The problem
The records should be repeated word for word, pictures excluded.

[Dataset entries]
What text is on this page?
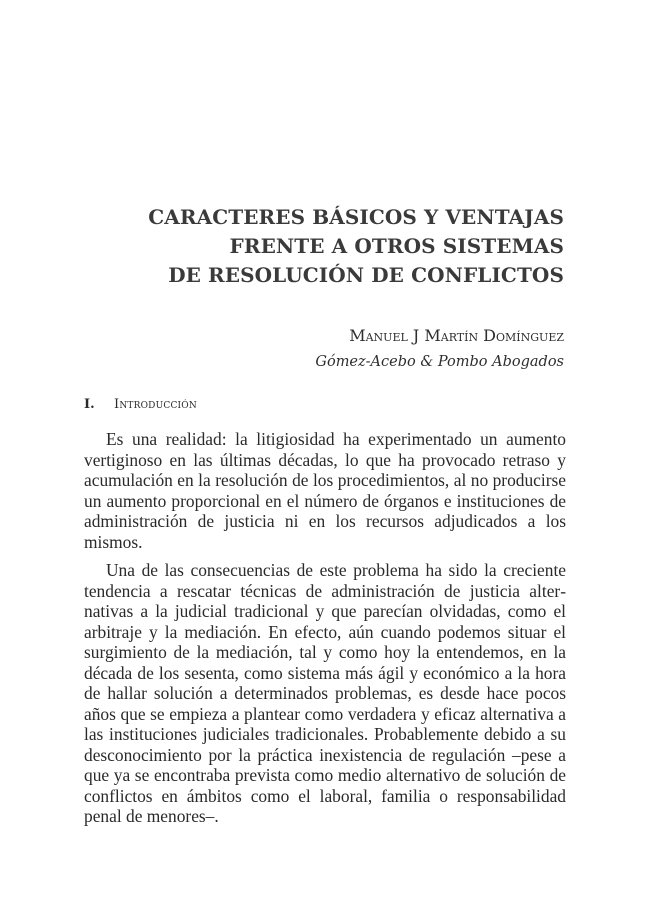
CARACTERES BÁSICOS Y VENTAJAS
FRENTE A OTROS SISTEMAS
DE RESOLUCIÓN DE CONFLICTOS
Manuel J Martín Domínguez
Gómez-Acebo & Pombo Abogados
I. Introducción

Es una realidad: la litigiosidad ha experimentado un aumento vertiginoso en las últimas décadas, lo que ha provocado retraso y acumulación en la resolución de los procedimientos, al no producirse un aumento proporcional en el número de órganos e instituciones de administración de justicia ni en los recursos adjudicados a los mismos.

Una de las consecuencias de este problema ha sido la creciente tendencia a rescatar técnicas de administración de justicia alternativas a la judicial tradicional y que parecían olvidadas, como el arbitraje y la mediación. En efecto, aún cuando podemos situar el surgimiento de la mediación, tal y como hoy la entendemos, en la década de los sesenta, como sistema más ágil y económico a la hora de hallar solución a determinados problemas, es desde hace pocos años que se empieza a plantear como verdadera y eficaz alternativa a las instituciones judiciales tradicionales. Probablemente debido a su desconocimiento por la práctica inexistencia de regulación –pese a que ya se encontraba prevista como medio alternativo de solución de conflictos en ámbitos como el laboral, familia o responsabilidad penal de menores–.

Output
What text is on this page?
CARACTERES BÁSICOS Y VENTAJAS
FRENTE A OTROS SISTEMAS
DE RESOLUCIÓN DE CONFLICTOS
Manuel J Martín Domínguez
Gómez-Acebo & Pombo Abogados
I. Introducción

Es una realidad: la litigiosidad ha experimentado un aumento vertiginoso en las últimas décadas, lo que ha provocado retraso y acumulación en la resolución de los procedimientos, al no producirse un aumento proporcional en el número de órganos e instituciones de administración de justicia ni en los recursos adjudicados a los mismos.

Una de las consecuencias de este problema ha sido la creciente tendencia a rescatar técnicas de administración de justicia alternativas a la judicial tradicional y que parecían olvidadas, como el arbitraje y la mediación. En efecto, aún cuando podemos situar el surgimiento de la mediación, tal y como hoy la entendemos, en la década de los sesenta, como sistema más ágil y económico a la hora de hallar solución a determinados problemas, es desde hace pocos años que se empieza a plantear como verdadera y eficaz alternativa a las instituciones judiciales tradicionales. Probablemente debido a su desconocimiento por la práctica inexistencia de regulación –pese a que ya se encontraba prevista como medio alternativo de solución de conflictos en ámbitos como el laboral, familia o responsabilidad penal de menores–.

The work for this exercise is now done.